_GIVEN INSTRUCTION_: Extract the full listing verbatim and drop any pictures from your copy.

Items from a figure collection:
┄┄┄┄┄┄┄┄┄┄

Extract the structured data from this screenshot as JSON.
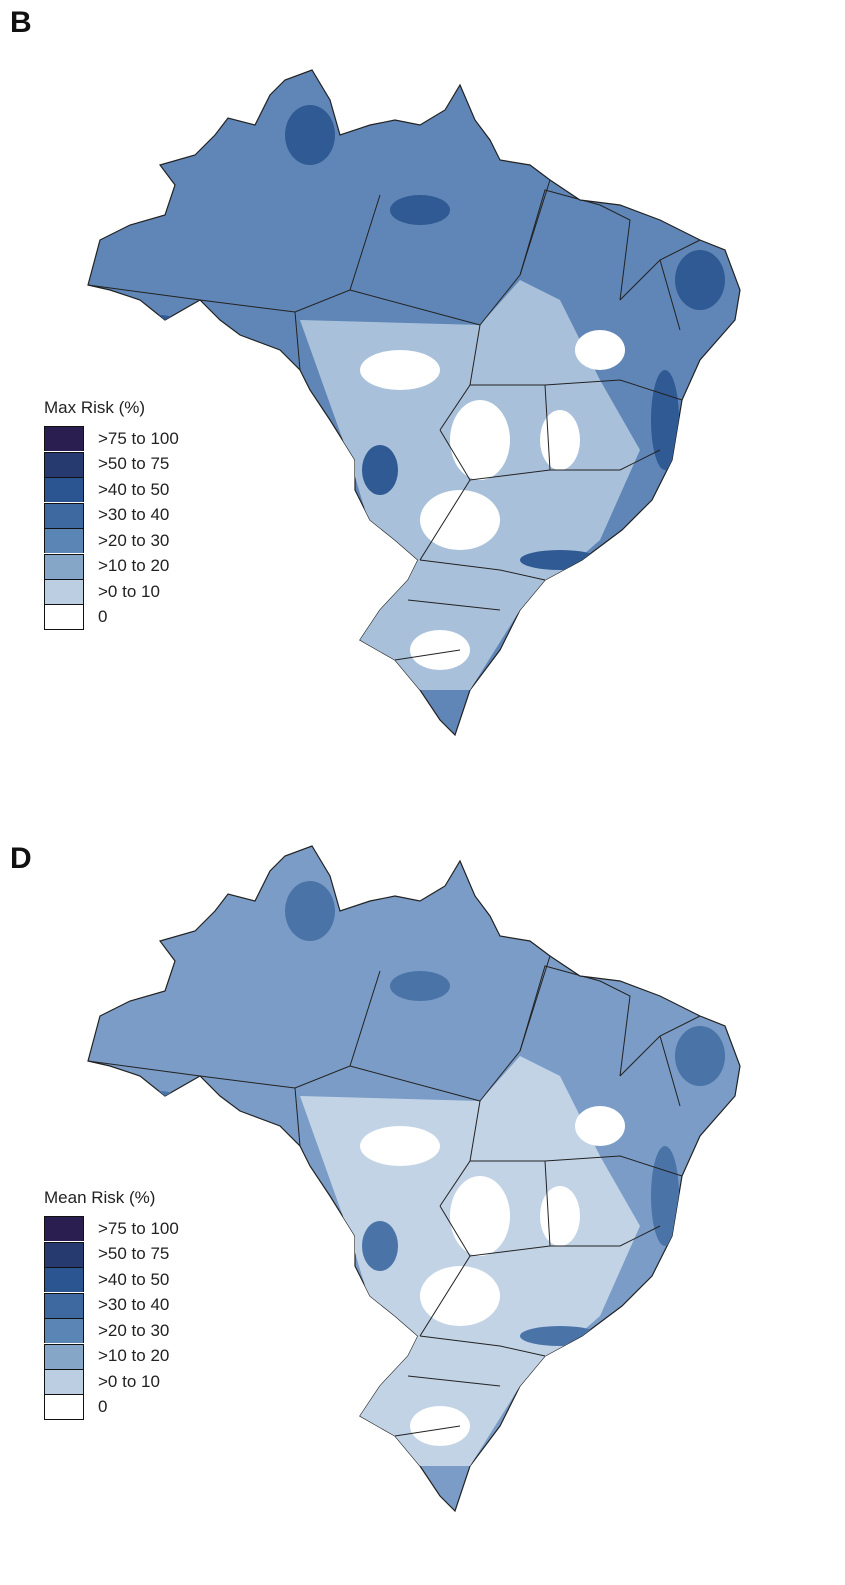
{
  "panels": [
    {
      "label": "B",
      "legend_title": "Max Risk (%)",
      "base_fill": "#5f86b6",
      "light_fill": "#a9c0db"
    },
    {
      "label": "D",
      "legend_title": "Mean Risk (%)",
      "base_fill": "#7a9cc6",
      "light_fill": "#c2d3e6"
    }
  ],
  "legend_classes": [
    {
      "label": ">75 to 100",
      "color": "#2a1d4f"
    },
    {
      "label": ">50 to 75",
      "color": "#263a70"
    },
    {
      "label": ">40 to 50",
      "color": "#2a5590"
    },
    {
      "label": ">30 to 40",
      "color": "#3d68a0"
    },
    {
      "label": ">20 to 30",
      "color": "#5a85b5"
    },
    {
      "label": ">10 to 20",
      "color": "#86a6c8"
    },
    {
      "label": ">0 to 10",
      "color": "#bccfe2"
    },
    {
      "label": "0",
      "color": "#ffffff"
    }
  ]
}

┄┄┄┄┄┄┄┄┄┄

_CORRECT RESULT_:
Extract the structured data from this screenshot as JSON.
{
  "panels": [
    {
      "label": "B",
      "legend_title": "Max Risk (%)",
      "base_fill": "#5f86b6",
      "light_fill": "#a9c0db"
    },
    {
      "label": "D",
      "legend_title": "Mean Risk (%)",
      "base_fill": "#7a9cc6",
      "light_fill": "#c2d3e6"
    }
  ],
  "legend_classes": [
    {
      "label": ">75 to 100",
      "color": "#2a1d4f"
    },
    {
      "label": ">50 to 75",
      "color": "#263a70"
    },
    {
      "label": ">40 to 50",
      "color": "#2a5590"
    },
    {
      "label": ">30 to 40",
      "color": "#3d68a0"
    },
    {
      "label": ">20 to 30",
      "color": "#5a85b5"
    },
    {
      "label": ">10 to 20",
      "color": "#86a6c8"
    },
    {
      "label": ">0 to 10",
      "color": "#bccfe2"
    },
    {
      "label": "0",
      "color": "#ffffff"
    }
  ]
}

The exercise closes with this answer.